Material provided.
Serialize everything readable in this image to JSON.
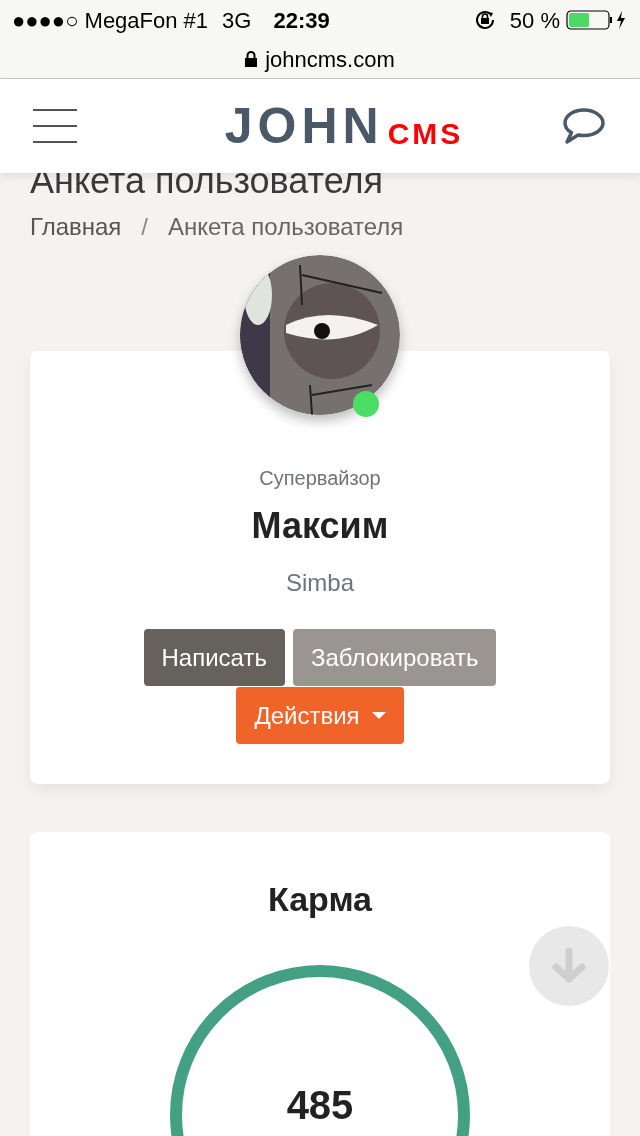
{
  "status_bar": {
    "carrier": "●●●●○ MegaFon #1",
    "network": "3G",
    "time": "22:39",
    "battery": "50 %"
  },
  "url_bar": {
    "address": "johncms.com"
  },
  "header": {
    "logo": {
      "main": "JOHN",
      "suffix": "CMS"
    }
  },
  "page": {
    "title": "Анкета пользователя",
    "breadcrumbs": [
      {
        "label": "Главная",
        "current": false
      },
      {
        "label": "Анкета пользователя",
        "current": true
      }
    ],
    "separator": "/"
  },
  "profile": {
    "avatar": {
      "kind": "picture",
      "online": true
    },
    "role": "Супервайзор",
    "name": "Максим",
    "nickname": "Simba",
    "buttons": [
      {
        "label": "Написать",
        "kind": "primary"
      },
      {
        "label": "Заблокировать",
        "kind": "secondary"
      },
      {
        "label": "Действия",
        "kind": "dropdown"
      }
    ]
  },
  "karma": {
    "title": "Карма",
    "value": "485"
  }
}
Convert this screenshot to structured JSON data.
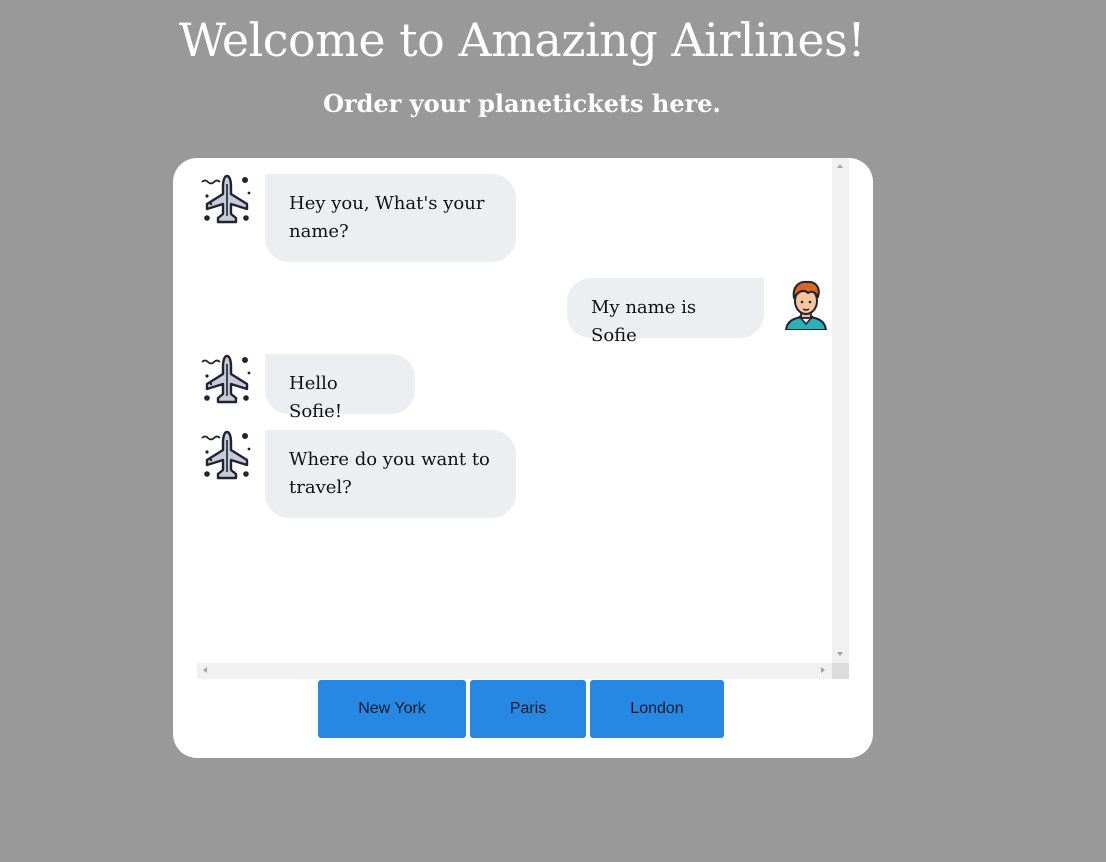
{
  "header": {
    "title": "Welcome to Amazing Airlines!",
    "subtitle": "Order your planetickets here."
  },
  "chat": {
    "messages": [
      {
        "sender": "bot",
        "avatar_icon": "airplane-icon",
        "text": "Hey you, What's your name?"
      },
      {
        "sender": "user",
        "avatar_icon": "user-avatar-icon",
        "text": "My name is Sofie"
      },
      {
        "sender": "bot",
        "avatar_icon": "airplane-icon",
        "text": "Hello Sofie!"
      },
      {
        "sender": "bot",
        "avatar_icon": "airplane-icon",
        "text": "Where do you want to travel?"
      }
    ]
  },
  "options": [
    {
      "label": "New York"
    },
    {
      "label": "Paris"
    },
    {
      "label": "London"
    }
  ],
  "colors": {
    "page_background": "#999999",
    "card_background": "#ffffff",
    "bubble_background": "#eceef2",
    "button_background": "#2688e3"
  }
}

Exercise task. Only the lines from the line with "Convert this screenshot" to the end of the records should be repeated, exactly and without pictures.

Final result.
Convert this screenshot to structured JSON data.
{
  "header": {
    "title": "Welcome to Amazing Airlines!",
    "subtitle": "Order your planetickets here."
  },
  "chat": {
    "messages": [
      {
        "sender": "bot",
        "avatar_icon": "airplane-icon",
        "text": "Hey you, What's your name?"
      },
      {
        "sender": "user",
        "avatar_icon": "user-avatar-icon",
        "text": "My name is Sofie"
      },
      {
        "sender": "bot",
        "avatar_icon": "airplane-icon",
        "text": "Hello Sofie!"
      },
      {
        "sender": "bot",
        "avatar_icon": "airplane-icon",
        "text": "Where do you want to travel?"
      }
    ]
  },
  "options": [
    {
      "label": "New York"
    },
    {
      "label": "Paris"
    },
    {
      "label": "London"
    }
  ],
  "colors": {
    "page_background": "#999999",
    "card_background": "#ffffff",
    "bubble_background": "#eceef2",
    "button_background": "#2688e3"
  }
}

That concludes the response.